---- Data shown

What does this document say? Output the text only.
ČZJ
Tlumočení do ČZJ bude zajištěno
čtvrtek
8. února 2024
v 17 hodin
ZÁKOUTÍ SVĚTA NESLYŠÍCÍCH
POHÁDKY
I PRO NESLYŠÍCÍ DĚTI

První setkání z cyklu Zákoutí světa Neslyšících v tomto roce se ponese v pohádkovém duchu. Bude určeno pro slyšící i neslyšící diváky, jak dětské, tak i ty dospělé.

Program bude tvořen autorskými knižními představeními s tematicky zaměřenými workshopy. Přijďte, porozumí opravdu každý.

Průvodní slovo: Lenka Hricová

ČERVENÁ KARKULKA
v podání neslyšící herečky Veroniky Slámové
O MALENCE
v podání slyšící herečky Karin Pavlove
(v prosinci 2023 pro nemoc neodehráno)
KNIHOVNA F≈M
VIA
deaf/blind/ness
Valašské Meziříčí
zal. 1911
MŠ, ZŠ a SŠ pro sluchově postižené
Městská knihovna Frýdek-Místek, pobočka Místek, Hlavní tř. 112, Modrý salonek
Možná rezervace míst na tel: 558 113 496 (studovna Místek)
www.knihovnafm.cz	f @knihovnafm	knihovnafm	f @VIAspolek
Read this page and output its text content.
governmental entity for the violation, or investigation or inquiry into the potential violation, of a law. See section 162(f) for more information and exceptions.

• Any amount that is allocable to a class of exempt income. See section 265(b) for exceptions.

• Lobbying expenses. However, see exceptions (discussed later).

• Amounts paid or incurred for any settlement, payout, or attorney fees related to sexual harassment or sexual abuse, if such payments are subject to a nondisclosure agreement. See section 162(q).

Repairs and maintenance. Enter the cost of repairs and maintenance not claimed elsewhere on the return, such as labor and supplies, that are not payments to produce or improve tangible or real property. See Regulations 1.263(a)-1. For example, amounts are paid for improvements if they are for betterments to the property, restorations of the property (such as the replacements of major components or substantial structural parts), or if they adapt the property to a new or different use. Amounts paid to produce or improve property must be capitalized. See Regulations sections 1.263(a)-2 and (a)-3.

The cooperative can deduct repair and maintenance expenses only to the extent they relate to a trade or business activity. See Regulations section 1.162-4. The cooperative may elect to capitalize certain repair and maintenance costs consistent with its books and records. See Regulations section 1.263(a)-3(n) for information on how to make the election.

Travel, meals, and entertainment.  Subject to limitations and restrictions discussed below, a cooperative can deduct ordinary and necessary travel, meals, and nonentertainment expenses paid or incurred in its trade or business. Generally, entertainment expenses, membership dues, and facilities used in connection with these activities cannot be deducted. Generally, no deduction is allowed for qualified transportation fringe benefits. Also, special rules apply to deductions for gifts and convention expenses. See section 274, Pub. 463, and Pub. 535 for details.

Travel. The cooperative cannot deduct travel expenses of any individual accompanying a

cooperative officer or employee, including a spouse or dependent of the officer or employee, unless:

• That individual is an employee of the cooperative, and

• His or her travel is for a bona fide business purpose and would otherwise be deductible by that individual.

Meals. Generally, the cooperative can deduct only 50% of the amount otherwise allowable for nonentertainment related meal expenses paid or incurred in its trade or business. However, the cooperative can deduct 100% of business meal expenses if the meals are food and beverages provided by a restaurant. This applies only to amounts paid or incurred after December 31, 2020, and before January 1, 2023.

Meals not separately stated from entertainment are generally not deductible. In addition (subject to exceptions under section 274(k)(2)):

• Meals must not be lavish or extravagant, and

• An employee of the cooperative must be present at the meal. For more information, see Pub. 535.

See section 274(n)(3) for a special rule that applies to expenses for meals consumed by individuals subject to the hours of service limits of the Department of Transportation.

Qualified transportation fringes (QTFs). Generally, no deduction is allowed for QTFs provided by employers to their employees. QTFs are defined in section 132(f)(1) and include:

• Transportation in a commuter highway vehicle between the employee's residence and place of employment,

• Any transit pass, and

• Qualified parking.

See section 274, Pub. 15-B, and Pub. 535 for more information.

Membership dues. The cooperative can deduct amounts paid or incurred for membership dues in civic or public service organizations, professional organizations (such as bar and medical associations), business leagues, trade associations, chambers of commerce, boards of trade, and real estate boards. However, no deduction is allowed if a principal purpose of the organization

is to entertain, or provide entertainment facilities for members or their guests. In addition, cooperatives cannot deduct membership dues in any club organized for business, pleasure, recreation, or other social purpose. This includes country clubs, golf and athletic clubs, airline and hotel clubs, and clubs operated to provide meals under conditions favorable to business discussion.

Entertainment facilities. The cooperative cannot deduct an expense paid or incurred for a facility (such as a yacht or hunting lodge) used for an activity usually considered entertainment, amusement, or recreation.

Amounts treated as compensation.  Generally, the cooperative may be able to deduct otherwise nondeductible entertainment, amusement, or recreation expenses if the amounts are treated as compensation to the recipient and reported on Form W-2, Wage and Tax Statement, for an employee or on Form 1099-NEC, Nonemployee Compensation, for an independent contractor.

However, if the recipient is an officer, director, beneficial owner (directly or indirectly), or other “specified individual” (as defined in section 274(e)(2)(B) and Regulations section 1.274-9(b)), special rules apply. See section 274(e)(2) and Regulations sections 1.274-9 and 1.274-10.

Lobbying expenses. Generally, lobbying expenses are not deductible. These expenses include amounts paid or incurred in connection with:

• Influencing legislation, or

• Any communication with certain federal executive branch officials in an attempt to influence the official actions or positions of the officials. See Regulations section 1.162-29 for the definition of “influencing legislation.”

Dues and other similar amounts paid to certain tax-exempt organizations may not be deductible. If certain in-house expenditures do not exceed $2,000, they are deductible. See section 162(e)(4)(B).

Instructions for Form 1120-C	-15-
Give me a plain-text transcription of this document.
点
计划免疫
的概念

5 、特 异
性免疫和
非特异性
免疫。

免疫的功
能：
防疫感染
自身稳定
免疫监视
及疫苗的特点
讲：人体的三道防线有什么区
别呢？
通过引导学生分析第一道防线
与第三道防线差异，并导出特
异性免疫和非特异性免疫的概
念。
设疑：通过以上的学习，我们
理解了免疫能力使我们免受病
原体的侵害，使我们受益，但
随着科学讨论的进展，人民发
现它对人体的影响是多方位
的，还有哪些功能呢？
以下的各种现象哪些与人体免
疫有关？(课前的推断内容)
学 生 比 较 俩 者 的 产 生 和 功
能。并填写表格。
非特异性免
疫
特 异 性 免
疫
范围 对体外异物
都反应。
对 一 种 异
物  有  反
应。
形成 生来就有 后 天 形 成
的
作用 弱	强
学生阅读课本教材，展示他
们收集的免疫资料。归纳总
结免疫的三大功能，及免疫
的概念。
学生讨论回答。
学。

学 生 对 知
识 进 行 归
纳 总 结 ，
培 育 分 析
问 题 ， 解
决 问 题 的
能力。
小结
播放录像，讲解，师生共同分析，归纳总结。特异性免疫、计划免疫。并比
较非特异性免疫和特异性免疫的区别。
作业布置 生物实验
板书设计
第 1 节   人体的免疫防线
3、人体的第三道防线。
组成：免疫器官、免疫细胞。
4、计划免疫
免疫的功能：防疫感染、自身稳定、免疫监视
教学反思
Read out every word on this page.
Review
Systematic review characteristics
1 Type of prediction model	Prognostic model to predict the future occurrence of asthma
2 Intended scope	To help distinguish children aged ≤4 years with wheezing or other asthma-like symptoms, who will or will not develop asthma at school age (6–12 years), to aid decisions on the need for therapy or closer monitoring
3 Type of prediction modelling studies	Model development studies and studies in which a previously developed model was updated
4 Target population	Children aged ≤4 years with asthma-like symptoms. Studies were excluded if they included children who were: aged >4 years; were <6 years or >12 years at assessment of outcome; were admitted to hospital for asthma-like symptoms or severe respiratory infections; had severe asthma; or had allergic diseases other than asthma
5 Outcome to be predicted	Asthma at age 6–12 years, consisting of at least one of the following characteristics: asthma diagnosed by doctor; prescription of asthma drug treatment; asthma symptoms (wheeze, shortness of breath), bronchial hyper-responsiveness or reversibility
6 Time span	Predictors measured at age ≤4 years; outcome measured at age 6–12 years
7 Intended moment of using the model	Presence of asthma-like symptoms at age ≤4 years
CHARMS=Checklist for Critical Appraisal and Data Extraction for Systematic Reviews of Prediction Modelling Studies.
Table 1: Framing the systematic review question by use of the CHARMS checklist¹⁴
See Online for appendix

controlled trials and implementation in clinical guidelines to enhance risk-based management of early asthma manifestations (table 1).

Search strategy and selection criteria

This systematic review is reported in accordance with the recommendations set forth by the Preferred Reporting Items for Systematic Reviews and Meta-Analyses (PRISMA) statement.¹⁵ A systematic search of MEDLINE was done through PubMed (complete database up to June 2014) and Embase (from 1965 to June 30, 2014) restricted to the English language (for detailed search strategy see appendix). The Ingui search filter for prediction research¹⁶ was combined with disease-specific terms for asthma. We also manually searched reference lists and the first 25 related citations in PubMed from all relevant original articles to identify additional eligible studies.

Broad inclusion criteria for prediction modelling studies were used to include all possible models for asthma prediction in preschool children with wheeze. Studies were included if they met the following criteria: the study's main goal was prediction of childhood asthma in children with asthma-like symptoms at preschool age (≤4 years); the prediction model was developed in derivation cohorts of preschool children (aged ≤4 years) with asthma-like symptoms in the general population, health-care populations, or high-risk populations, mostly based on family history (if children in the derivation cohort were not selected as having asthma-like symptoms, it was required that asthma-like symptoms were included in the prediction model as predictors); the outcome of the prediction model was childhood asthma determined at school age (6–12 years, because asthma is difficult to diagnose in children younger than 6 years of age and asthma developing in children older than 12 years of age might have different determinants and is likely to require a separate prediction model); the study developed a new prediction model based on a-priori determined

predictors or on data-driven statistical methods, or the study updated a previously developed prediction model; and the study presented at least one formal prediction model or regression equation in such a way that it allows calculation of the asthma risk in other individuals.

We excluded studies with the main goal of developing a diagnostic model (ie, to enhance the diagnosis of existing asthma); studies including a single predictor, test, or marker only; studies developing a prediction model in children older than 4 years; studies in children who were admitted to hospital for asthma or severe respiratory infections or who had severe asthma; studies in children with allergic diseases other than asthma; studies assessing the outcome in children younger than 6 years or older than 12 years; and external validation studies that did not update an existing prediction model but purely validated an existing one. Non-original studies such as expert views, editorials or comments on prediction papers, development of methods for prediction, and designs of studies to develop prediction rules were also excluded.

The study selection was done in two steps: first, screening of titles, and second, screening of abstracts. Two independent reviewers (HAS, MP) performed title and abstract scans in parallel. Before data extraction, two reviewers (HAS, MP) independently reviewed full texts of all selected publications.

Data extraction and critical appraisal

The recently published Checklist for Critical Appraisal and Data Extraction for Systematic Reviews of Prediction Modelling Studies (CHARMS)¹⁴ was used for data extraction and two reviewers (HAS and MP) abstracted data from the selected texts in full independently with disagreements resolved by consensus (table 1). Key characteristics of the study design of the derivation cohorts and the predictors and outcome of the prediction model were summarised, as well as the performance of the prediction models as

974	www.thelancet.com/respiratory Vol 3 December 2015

--------

Return all lines containing the word "exempt".

*Output of the task*
• Any amount that is allocable to a class of exempt income. See section 265(b) for exceptions.
Dues and other similar amounts paid to certain tax-exempt organizations may not be deductible. If certain in-house expenditures do not exceed $2,000, they are deductible. See section 162(e)(4)(B).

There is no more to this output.